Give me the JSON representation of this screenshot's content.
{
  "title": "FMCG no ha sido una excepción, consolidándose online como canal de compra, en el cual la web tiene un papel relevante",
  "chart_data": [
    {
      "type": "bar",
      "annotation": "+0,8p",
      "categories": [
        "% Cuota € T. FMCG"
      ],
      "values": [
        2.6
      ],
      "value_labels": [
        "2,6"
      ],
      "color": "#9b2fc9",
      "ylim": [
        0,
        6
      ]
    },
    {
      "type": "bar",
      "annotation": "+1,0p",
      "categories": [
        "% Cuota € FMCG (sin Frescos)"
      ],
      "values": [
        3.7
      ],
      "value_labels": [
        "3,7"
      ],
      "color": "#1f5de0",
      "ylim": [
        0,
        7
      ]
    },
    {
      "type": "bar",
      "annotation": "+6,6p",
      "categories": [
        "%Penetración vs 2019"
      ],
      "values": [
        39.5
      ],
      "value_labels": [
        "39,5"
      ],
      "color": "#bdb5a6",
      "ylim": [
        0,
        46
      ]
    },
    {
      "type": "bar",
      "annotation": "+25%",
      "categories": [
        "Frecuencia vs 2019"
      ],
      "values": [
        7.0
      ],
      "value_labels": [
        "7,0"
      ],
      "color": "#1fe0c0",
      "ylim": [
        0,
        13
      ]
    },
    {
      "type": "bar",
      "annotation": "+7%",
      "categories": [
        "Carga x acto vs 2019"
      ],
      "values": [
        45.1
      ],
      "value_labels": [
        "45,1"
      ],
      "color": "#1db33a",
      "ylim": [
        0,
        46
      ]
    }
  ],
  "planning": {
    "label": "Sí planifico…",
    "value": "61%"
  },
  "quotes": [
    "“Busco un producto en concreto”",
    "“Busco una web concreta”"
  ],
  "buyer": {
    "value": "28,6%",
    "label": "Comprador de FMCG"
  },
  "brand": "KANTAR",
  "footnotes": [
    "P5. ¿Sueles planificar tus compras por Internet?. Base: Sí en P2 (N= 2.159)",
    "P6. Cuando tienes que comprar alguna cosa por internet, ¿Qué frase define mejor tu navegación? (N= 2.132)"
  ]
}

=======

| Required work |
Filter the records above for "Busco" and copy every matching line.

| Solution below |
    "“Busco un producto en concreto”",
    "“Busco una web concreta”"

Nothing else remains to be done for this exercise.